[START OF RECORDS FOR THE EXERCISE]

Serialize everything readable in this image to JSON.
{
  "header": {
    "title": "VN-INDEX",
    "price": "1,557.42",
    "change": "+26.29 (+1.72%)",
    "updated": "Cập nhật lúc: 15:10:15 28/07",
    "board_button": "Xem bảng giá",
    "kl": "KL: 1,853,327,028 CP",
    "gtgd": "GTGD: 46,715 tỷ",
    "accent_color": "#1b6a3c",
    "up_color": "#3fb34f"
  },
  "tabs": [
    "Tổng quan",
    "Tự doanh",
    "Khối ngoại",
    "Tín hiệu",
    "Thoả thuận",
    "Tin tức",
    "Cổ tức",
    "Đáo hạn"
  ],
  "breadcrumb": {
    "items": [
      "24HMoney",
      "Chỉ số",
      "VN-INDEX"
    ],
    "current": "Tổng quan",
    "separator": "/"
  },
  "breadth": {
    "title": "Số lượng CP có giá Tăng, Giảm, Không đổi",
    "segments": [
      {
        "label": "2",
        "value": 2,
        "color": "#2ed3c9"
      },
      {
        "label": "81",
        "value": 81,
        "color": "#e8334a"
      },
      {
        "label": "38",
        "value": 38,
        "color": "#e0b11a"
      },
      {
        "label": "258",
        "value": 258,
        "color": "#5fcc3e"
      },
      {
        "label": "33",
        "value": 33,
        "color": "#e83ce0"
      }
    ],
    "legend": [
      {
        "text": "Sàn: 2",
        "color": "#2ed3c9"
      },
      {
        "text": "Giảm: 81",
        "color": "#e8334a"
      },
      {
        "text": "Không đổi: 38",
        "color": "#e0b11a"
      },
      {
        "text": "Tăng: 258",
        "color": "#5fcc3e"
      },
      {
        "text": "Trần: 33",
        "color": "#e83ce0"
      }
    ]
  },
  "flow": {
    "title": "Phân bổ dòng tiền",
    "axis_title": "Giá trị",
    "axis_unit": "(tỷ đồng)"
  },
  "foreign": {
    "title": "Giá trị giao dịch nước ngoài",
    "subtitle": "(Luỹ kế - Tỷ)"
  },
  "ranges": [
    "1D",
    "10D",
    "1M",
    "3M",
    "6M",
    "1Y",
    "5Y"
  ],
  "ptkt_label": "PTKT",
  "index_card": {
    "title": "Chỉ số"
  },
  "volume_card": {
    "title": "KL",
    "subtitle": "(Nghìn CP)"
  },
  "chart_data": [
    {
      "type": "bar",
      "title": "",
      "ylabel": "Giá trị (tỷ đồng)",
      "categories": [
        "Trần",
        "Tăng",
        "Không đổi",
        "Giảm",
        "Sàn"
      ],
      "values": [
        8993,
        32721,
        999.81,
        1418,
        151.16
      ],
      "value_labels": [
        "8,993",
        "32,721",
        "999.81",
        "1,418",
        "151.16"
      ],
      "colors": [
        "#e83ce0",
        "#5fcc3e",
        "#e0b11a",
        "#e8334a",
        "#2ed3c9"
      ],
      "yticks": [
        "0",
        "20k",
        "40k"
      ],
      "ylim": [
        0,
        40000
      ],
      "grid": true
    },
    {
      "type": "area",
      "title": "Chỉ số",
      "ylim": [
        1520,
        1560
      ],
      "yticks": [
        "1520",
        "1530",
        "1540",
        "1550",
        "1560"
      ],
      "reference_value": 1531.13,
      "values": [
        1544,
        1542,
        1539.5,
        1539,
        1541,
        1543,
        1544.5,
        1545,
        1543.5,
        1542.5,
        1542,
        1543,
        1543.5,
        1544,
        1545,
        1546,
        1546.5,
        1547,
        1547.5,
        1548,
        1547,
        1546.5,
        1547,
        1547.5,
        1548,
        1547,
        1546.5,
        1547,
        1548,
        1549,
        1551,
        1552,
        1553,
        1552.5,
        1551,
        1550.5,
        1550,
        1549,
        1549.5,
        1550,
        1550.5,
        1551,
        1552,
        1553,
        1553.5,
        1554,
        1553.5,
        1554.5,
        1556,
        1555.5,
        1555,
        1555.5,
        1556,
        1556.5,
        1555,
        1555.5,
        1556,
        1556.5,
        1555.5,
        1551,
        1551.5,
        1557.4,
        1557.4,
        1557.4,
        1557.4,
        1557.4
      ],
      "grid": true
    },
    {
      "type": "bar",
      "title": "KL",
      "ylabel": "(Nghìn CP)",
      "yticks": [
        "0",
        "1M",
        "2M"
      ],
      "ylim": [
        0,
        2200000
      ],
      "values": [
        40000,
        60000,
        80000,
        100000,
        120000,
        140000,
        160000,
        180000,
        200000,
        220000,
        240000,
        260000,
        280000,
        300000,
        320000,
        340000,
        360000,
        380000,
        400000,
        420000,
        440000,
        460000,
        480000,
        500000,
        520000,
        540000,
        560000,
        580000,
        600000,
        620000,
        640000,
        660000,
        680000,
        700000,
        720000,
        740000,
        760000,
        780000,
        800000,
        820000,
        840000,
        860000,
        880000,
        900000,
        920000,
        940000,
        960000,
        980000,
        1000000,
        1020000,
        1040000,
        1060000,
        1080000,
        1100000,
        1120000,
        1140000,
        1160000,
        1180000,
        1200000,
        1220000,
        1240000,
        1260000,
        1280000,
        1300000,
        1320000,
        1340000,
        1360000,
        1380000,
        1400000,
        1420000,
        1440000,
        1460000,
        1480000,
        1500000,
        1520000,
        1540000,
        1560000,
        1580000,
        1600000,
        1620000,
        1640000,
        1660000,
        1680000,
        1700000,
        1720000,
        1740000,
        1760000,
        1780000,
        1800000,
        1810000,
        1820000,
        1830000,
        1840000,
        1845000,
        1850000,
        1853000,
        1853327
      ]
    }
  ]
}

[END OF RECORDS FOR THE EXERCISE]

TASK OBJECTIVE
Repeat the entries above exactly, leaving nothing out.

SOLUTION FOR THIS EXERCISE
Serialize everything readable in this image to JSON.
{
  "header": {
    "title": "VN-INDEX",
    "price": "1,557.42",
    "change": "+26.29 (+1.72%)",
    "updated": "Cập nhật lúc: 15:10:15 28/07",
    "board_button": "Xem bảng giá",
    "kl": "KL: 1,853,327,028 CP",
    "gtgd": "GTGD: 46,715 tỷ",
    "accent_color": "#1b6a3c",
    "up_color": "#3fb34f"
  },
  "tabs": [
    "Tổng quan",
    "Tự doanh",
    "Khối ngoại",
    "Tín hiệu",
    "Thoả thuận",
    "Tin tức",
    "Cổ tức",
    "Đáo hạn"
  ],
  "breadcrumb": {
    "items": [
      "24HMoney",
      "Chỉ số",
      "VN-INDEX"
    ],
    "current": "Tổng quan",
    "separator": "/"
  },
  "breadth": {
    "title": "Số lượng CP có giá Tăng, Giảm, Không đổi",
    "segments": [
      {
        "label": "2",
        "value": 2,
        "color": "#2ed3c9"
      },
      {
        "label": "81",
        "value": 81,
        "color": "#e8334a"
      },
      {
        "label": "38",
        "value": 38,
        "color": "#e0b11a"
      },
      {
        "label": "258",
        "value": 258,
        "color": "#5fcc3e"
      },
      {
        "label": "33",
        "value": 33,
        "color": "#e83ce0"
      }
    ],
    "legend": [
      {
        "text": "Sàn: 2",
        "color": "#2ed3c9"
      },
      {
        "text": "Giảm: 81",
        "color": "#e8334a"
      },
      {
        "text": "Không đổi: 38",
        "color": "#e0b11a"
      },
      {
        "text": "Tăng: 258",
        "color": "#5fcc3e"
      },
      {
        "text": "Trần: 33",
        "color": "#e83ce0"
      }
    ]
  },
  "flow": {
    "title": "Phân bổ dòng tiền",
    "axis_title": "Giá trị",
    "axis_unit": "(tỷ đồng)"
  },
  "foreign": {
    "title": "Giá trị giao dịch nước ngoài",
    "subtitle": "(Luỹ kế - Tỷ)"
  },
  "ranges": [
    "1D",
    "10D",
    "1M",
    "3M",
    "6M",
    "1Y",
    "5Y"
  ],
  "ptkt_label": "PTKT",
  "index_card": {
    "title": "Chỉ số"
  },
  "volume_card": {
    "title": "KL",
    "subtitle": "(Nghìn CP)"
  },
  "chart_data": [
    {
      "type": "bar",
      "title": "",
      "ylabel": "Giá trị (tỷ đồng)",
      "categories": [
        "Trần",
        "Tăng",
        "Không đổi",
        "Giảm",
        "Sàn"
      ],
      "values": [
        8993,
        32721,
        999.81,
        1418,
        151.16
      ],
      "value_labels": [
        "8,993",
        "32,721",
        "999.81",
        "1,418",
        "151.16"
      ],
      "colors": [
        "#e83ce0",
        "#5fcc3e",
        "#e0b11a",
        "#e8334a",
        "#2ed3c9"
      ],
      "yticks": [
        "0",
        "20k",
        "40k"
      ],
      "ylim": [
        0,
        40000
      ],
      "grid": true
    },
    {
      "type": "area",
      "title": "Chỉ số",
      "ylim": [
        1520,
        1560
      ],
      "yticks": [
        "1520",
        "1530",
        "1540",
        "1550",
        "1560"
      ],
      "reference_value": 1531.13,
      "values": [
        1544,
        1542,
        1539.5,
        1539,
        1541,
        1543,
        1544.5,
        1545,
        1543.5,
        1542.5,
        1542,
        1543,
        1543.5,
        1544,
        1545,
        1546,
        1546.5,
        1547,
        1547.5,
        1548,
        1547,
        1546.5,
        1547,
        1547.5,
        1548,
        1547,
        1546.5,
        1547,
        1548,
        1549,
        1551,
        1552,
        1553,
        1552.5,
        1551,
        1550.5,
        1550,
        1549,
        1549.5,
        1550,
        1550.5,
        1551,
        1552,
        1553,
        1553.5,
        1554,
        1553.5,
        1554.5,
        1556,
        1555.5,
        1555,
        1555.5,
        1556,
        1556.5,
        1555,
        1555.5,
        1556,
        1556.5,
        1555.5,
        1551,
        1551.5,
        1557.4,
        1557.4,
        1557.4,
        1557.4,
        1557.4
      ],
      "grid": true
    },
    {
      "type": "bar",
      "title": "KL",
      "ylabel": "(Nghìn CP)",
      "yticks": [
        "0",
        "1M",
        "2M"
      ],
      "ylim": [
        0,
        2200000
      ],
      "values": [
        40000,
        60000,
        80000,
        100000,
        120000,
        140000,
        160000,
        180000,
        200000,
        220000,
        240000,
        260000,
        280000,
        300000,
        320000,
        340000,
        360000,
        380000,
        400000,
        420000,
        440000,
        460000,
        480000,
        500000,
        520000,
        540000,
        560000,
        580000,
        600000,
        620000,
        640000,
        660000,
        680000,
        700000,
        720000,
        740000,
        760000,
        780000,
        800000,
        820000,
        840000,
        860000,
        880000,
        900000,
        920000,
        940000,
        960000,
        980000,
        1000000,
        1020000,
        1040000,
        1060000,
        1080000,
        1100000,
        1120000,
        1140000,
        1160000,
        1180000,
        1200000,
        1220000,
        1240000,
        1260000,
        1280000,
        1300000,
        1320000,
        1340000,
        1360000,
        1380000,
        1400000,
        1420000,
        1440000,
        1460000,
        1480000,
        1500000,
        1520000,
        1540000,
        1560000,
        1580000,
        1600000,
        1620000,
        1640000,
        1660000,
        1680000,
        1700000,
        1720000,
        1740000,
        1760000,
        1780000,
        1800000,
        1810000,
        1820000,
        1830000,
        1840000,
        1845000,
        1850000,
        1853000,
        1853327
      ]
    }
  ]
}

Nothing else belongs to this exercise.